------ STORED DATA ------

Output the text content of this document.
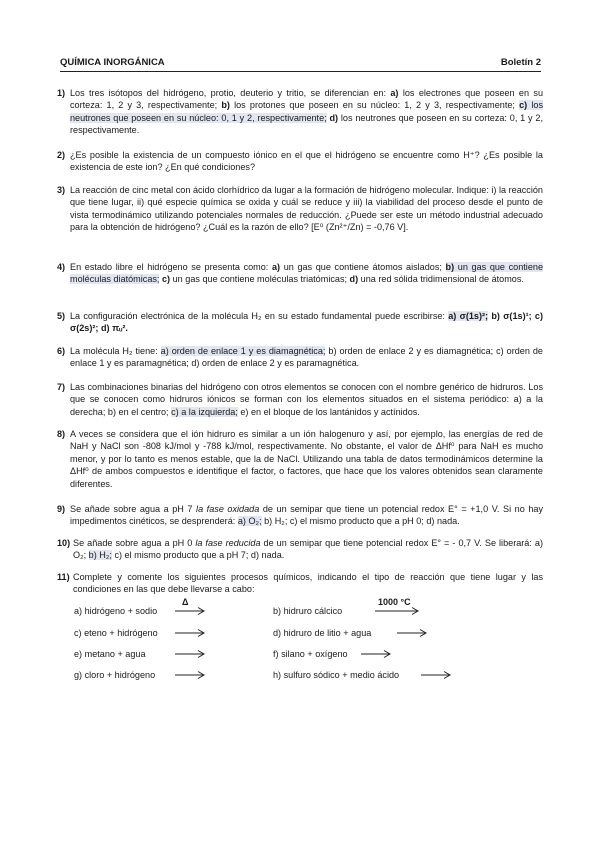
QUÍMICA INORGÁNICA	Boletín 2
1) Los tres isótopos del hidrógeno, protio, deuterio y tritio, se diferencian en: a) los electrones que poseen en su corteza: 1, 2 y 3, respectivamente; b) los protones que poseen en su núcleo: 1, 2 y 3, respectivamente; c) los neutrones que poseen en su núcleo: 0, 1 y 2, respectivamente; d) los neutrones que poseen en su corteza: 0, 1 y 2, respectivamente.
2) ¿Es posible la existencia de un compuesto iónico en el que el hidrógeno se encuentre como H⁺? ¿Es posible la existencia de este ion? ¿En qué condiciones?
3) La reacción de cinc metal con ácido clorhídrico da lugar a la formación de hidrógeno molecular. Indique: i) la reacción que tiene lugar, ii) qué especie química se oxida y cuál se reduce y iii) la viabilidad del proceso desde el punto de vista termodinámico utilizando potenciales normales de reducción. ¿Puede ser este un método industrial adecuado para la obtención de hidrógeno? ¿Cuál es la razón de ello? [E⁰ (Zn²⁺/Zn) = -0,76 V].
4) En estado libre el hidrógeno se presenta como: a) un gas que contiene átomos aislados; b) un gas que contiene moléculas diatómicas; c) un gas que contiene moléculas triatómicas; d) una red sólida tridimensional de átomos.
5) La configuración electrónica de la molécula H₂ en su estado fundamental puede escribirse: a) σ(1s)²; b) σ(1s)¹; c) σ(2s)²; d) πᵤ².
6) La molécula H₂ tiene: a) orden de enlace 1 y es diamagnética; b) orden de enlace 2 y es diamagnética; c) orden de enlace 1 y es paramagnética; d) orden de enlace 2 y es paramagnética.
7) Las combinaciones binarias del hidrógeno con otros elementos se conocen con el nombre genérico de hidruros. Los que se conocen como hidruros iónicos se forman con los elementos situados en el sistema periódico: a) a la derecha; b) en el centro; c) a la izquierda; e) en el bloque de los lantánidos y actínidos.
8) A veces se considera que el ión hidruro es similar a un ión halogenuro y así, por ejemplo, las energías de red de NaH y NaCl son -808 kJ/mol y -788 kJ/mol, respectivamente. No obstante, el valor de ΔHf⁰ para NaH es mucho menor, y por lo tanto es menos estable, que la de NaCl. Utilizando una tabla de datos termodinámicos determine la ΔHf⁰ de ambos compuestos e identifique el factor, o factores, que hace que los valores obtenidos sean claramente diferentes.
9) Se añade sobre agua a pH 7 la fase oxidada de un semipar que tiene un potencial redox E° = +1,0 V. Si no hay impedimentos cinéticos, se desprenderá: a) O₂; b) H₂; c) el mismo producto que a pH 0; d) nada.
10) Se añade sobre agua a pH 0 la fase reducida de un semipar que tiene potencial redox E° = - 0,7 V. Se liberará: a) O₂; b) H₂; c) el mismo producto que a pH 7; d) nada.
11) Complete y comente los siguientes procesos químicos, indicando el tipo de reacción que tiene lugar y las condiciones en las que debe llevarse a cabo:
a) hidrógeno + sodio
c) eteno + hidrógeno
e) metano + agua
g) cloro + hidrógeno
b) hidruro cálcico
d) hidruro de litio + agua
f) silano + oxígeno
h) sulfuro sódico + medio ácido
Δ	1000 °C
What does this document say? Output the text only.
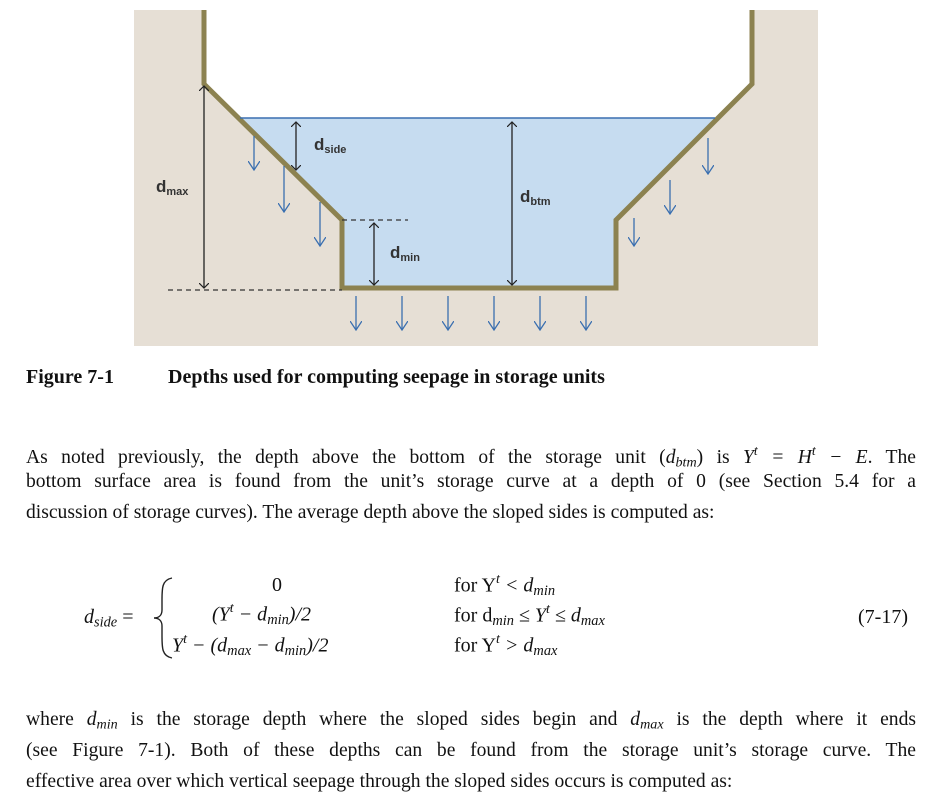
dmax
dside
dmin
dbtm
Figure 7-1	Depths used for computing seepage in storage units
As noted previously, the depth above the bottom of the storage unit $(d_{btm})$ is $Y^t = H^t - E$. The
bottom surface area is found from the unit’s storage curve at a depth of 0 (see Section 5.4 for a
discussion of storage curves). The average depth above the sloped sides is computed as:
$d_{side}$ =
0
$(Y^t - d_{min})/2$
$Y^t - (d_{max} - d_{min})/2$
for $Y^t < d_{min}$
for $d_{min} \le Y^t \le d_{max}$
for $Y^t > d_{max}$
(7-17)
where $d_{min}$ is the storage depth where the sloped sides begin and $d_{max}$ is the depth where it ends
(see Figure 7-1). Both of these depths can be found from the storage unit’s storage curve. The
effective area over which vertical seepage through the sloped sides occurs is computed as:
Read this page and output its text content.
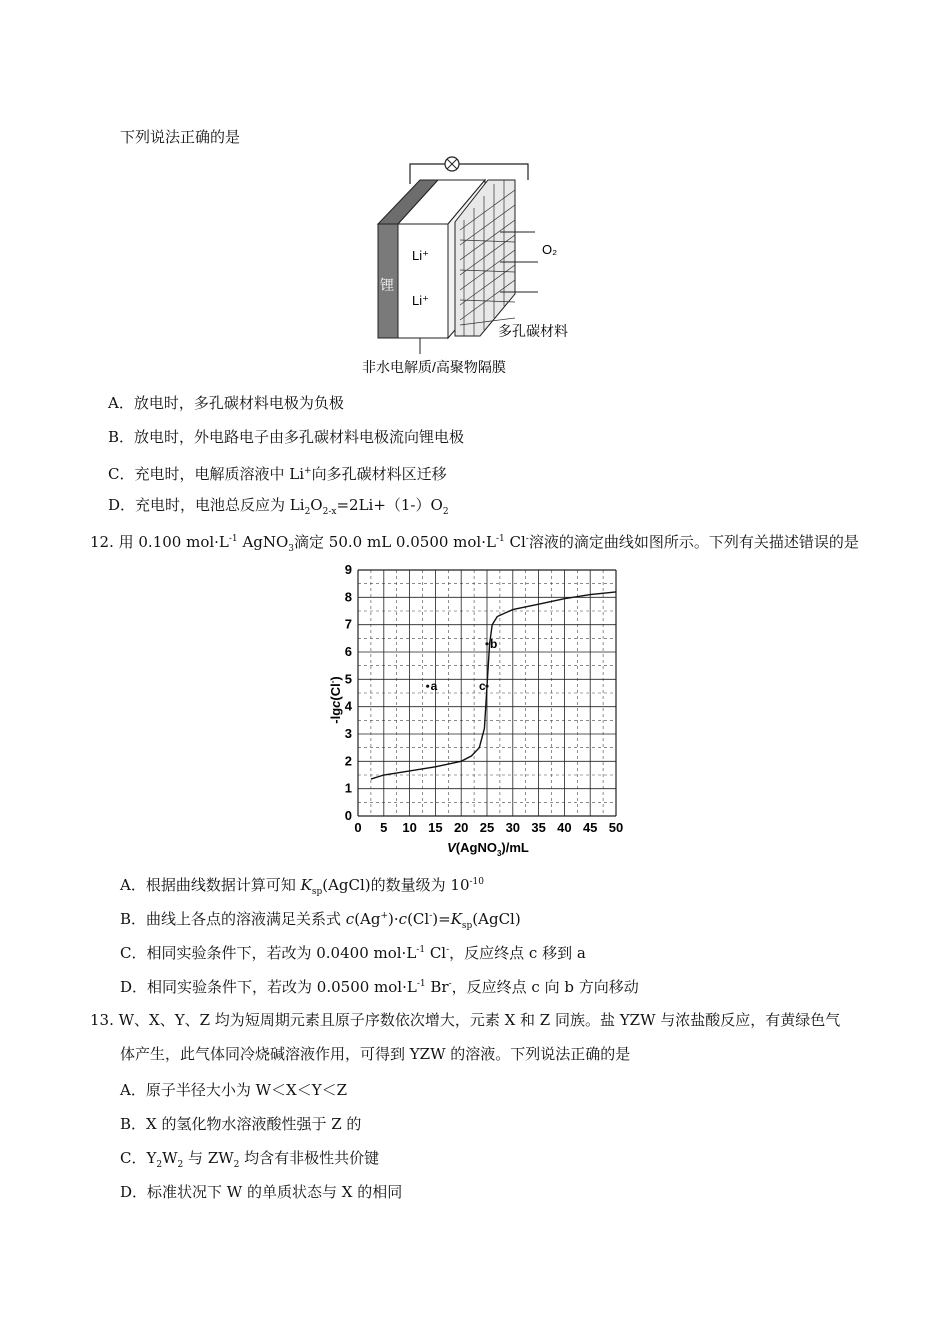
下列说法正确的是
锂
Li⁺
Li⁺
O₂
多孔碳材料
非水电解质/高聚物隔膜
A．放电时，多孔碳材料电极为负极
B．放电时，外电路电子由多孔碳材料电极流向锂电极
C．充电时，电解质溶液中 Li+向多孔碳材料区迁移
D．充电时，电池总反应为 $Li_2O_{2-x}=2Li+(1-)O_2$
12. 用 0.100 $mol\cdot L^{-1}$ AgNO$_3$滴定 50.0 mL 0.0500 $mol\cdot L^{-1}$ Cl-溶液的滴定曲线如图所示。下列有关描述错误的是
0 5 10 15 20 25 30 35 40 45 50
0
1
2
3
4
5
6
7
8
9
a
b
c
-lgc(Cl-)
V(AgNO$_3$)/mL
A．根据曲线数据计算可知 $K_{sp}(AgCl)$的数量级为 $10^{-10}$
B．曲线上各点的溶液满足关系式 $c(Ag^+)\cdot c(Cl^-)=K_{sp}(AgCl)$
C．相同实验条件下，若改为 0.0400 $mol\cdot L^{-1}$ Cl-，反应终点 c 移到 a
D．相同实验条件下，若改为 0.0500 $mol\cdot L^{-1}$ Br-，反应终点 c 向 b 方向移动
13. W、X、Y、Z 均为短周期元素且原子序数依次增大，元素 X 和 Z 同族。盐 YZW 与浓盐酸反应，有黄绿色气
体产生，此气体同冷烧碱溶液作用，可得到 YZW 的溶液。下列说法正确的是
A．原子半径大小为 W＜X＜Y＜Z
B．X 的氢化物水溶液酸性强于 Z 的
C．$Y_2W_2$ 与 $ZW_2$ 均含有非极性共价键
D．标准状况下 W 的单质状态与 X 的相同
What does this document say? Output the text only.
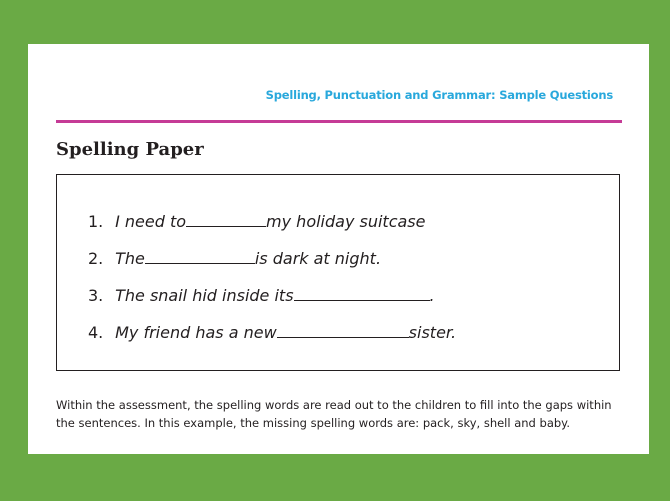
Spelling, Punctuation and Grammar: Sample Questions
Spelling Paper
1. I need to	my holiday suitcase
2. The	is dark at night.
3. The snail hid inside its	.
4. My friend has a new	sister.
Within the assessment, the spelling words are read out to the children to fill into the gaps within the sentences. In this example, the missing spelling words are: pack, sky, shell and baby.
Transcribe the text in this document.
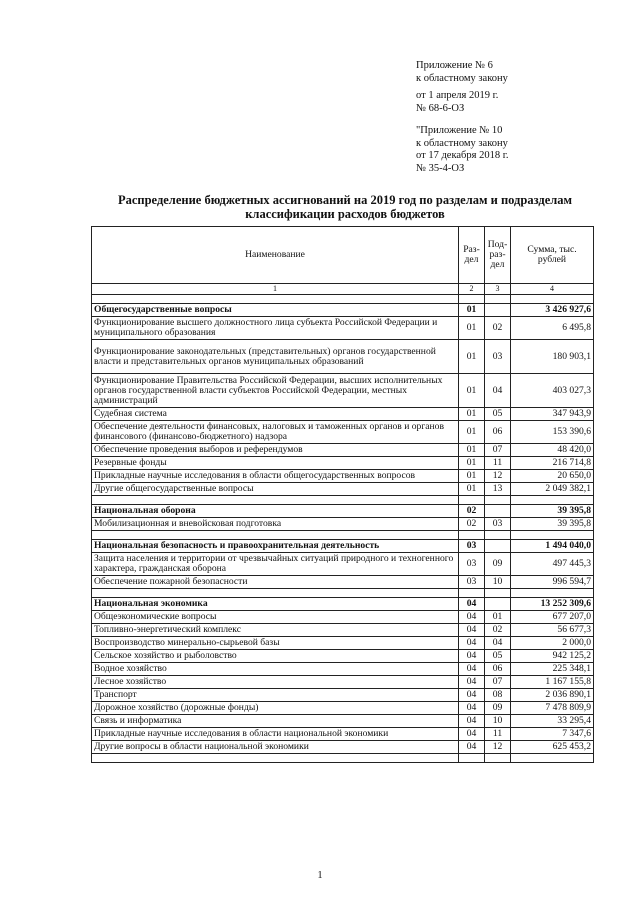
Приложение № 6

к областному закону

от 1 апреля 2019 г.

№ 68-6-ОЗ

"Приложение № 10

к областному закону

от 17 декабря 2018 г.

№ 35-4-ОЗ

Распределение бюджетных ассигнований на 2019 год по разделам и подразделам классификации расходов бюджетов
Наименование	Раз-дел	Под-раз-дел	Сумма, тыс. рублей
1	2	3	4

Общегосударственные вопросы	01		3 426 927,6
Функционирование высшего должностного лица субъекта Российской Федерации и муниципального образования	01	02	6 495,8
Функционирование законодательных (представительных) органов государственной власти и представительных органов муниципальных образований	01	03	180 903,1
Функционирование Правительства Российской Федерации, высших исполнительных органов государственной власти субъектов Российской Федерации, местных администраций	01	04	403 027,3
Судебная система	01	05	347 943,9
Обеспечение деятельности финансовых, налоговых и таможенных органов и органов финансового (финансово-бюджетного) надзора	01	06	153 390,6
Обеспечение проведения выборов и референдумов	01	07	48 420,0
Резервные фонды	01	11	216 714,8
Прикладные научные исследования в области общегосударственных вопросов	01	12	20 650,0
Другие общегосударственные вопросы	01	13	2 049 382,1

Национальная оборона	02		39 395,8
Мобилизационная и вневойсковая подготовка	02	03	39 395,8

Национальная безопасность и правоохранительная деятельность	03		1 494 040,0
Защита населения и территории от чрезвычайных ситуаций природного и техногенного характера, гражданская оборона	03	09	497 445,3
Обеспечение пожарной безопасности	03	10	996 594,7

Национальная экономика	04		13 252 309,6
Общеэкономические вопросы	04	01	677 207,0
Топливно-энергетический комплекс	04	02	56 677,3
Воспроизводство минерально-сырьевой базы	04	04	2 000,0
Сельское хозяйство и рыболовство	04	05	942 125,2
Водное хозяйство	04	06	225 348,1
Лесное хозяйство	04	07	1 167 155,8
Транспорт	04	08	2 036 890,1
Дорожное хозяйство (дорожные фонды)	04	09	7 478 809,9
Связь и информатика	04	10	33 295,4
Прикладные научные исследования в области национальной экономики	04	11	7 347,6
Другие вопросы в области национальной экономики	04	12	625 453,2

1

------

» **WHAT TO WORK ON**
Search the entries for the word "from" and gather every line where it appears.

» **TASK SOLUTION**
bottom surface area is found from the unit’s storage curve at a depth of 0 (see Section 5.4 for a
(see Figure 7-1). Both of these depths can be found from the storage unit’s storage curve. The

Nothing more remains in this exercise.